Text segment

* * *

Messengers also approved a resolution encouraging Missouri Baptist church members to exercise moral stewardship regarding the businesses they patronize, keeping in mind that Wal-Mart in August asked and received permission to join the National Gay and Lesbian Chamber of Commerce, pledging to give them $25,000 annually and helping Wal-Mart to “advance diversity,” or homosexuality.

Concerning Amendment 2, the embryonic stem cell initiative on the Nov. 7 ballot, the convention voiced “absolute and unwavering opposition” to the prospect of cloning in the state. Missouri Baptists were encouraged to participate in a day of fasting and prayer Nov. 5 as part of the effort to defeat the amendment.

Mike Green, 24-year pastor of Calvary Baptist Church in Republic and the MBC’s current first vice president, was elected president without opposition. Outgoing President Ralph Sawyer declined to run for a second one-year term in order to spend more time on the needs of the church he pastors, First Baptist Church in Wentzville.

Also elected without opposition were the rest of the Missouri Baptist Laymen’s Association-endorsed slate: Bruce McCoy, pastor of Canaan Baptist Church in St. Louis, first vice president; Jim Cogdill, director of missions for the Cape Baptist Association, second vice president; and Lisa Albert, wife of Rodney Albert, chairman of the MBC’s Christian Life Commission and pastor of Hallsville Baptist Church, recording secretary.

* * *

Data shown
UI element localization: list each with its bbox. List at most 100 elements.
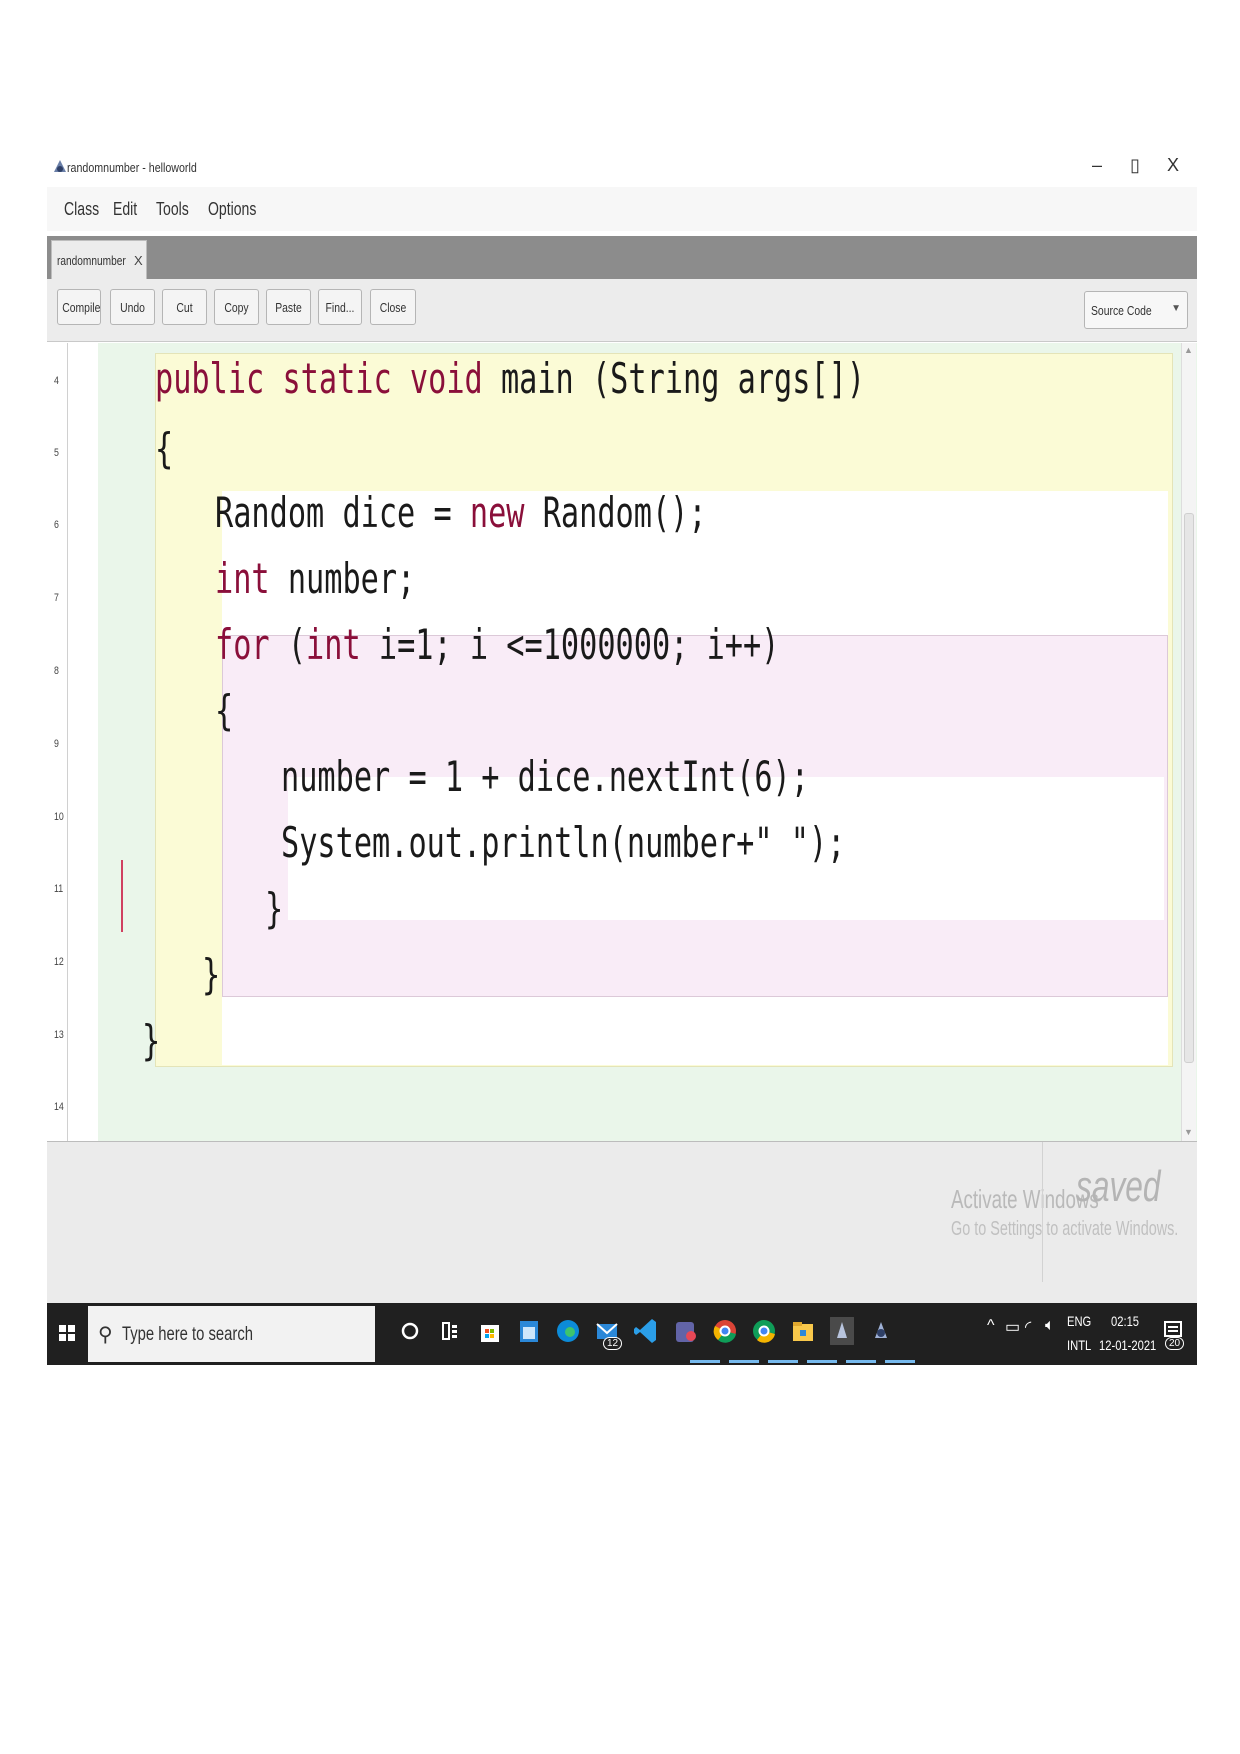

* * *

Short exercise A
From the report on the Missouri Baptist convention, copy word for word the passage that begins at the words "Also elected without" and ends after the words "Church, recording secretary.".
Short exercise B
According to the report on the Missouri Baptist convention, which church does Ralph Sawyer pastor?
Short exercise C
Does the report on the Missouri Baptist convention support each statement below? Answer yes or no for each and quote the words that decide it.
(i) Ralph Sawyer sought a second term as president.
(ii) Missouri Baptists were encouraged to fast and pray on Nov. 5.
(iii) Jim Cogdill was elected second vice president.

Result A
Also elected without opposition were the rest of the Missouri Baptist Laymen’s Association-endorsed slate: Bruce McCoy, pastor of Canaan Baptist Church in St. Louis, first vice president; Jim Cogdill, director of missions for the Cape Baptist Association, second vice president; and Lisa Albert, wife of Rodney Albert, chairman of the MBC’s Christian Life Commission and pastor of Hallsville Baptist Church, recording secretary.

Result B
First Baptist Church in Wentzville.

Result C
(i) No: "declined to run for a second one-year term"
(ii) Yes: "participate in a day of fasting and prayer Nov. 5"
(iii) Yes: "Jim Cogdill, director of missions for the Cape Baptist Association, second vice president"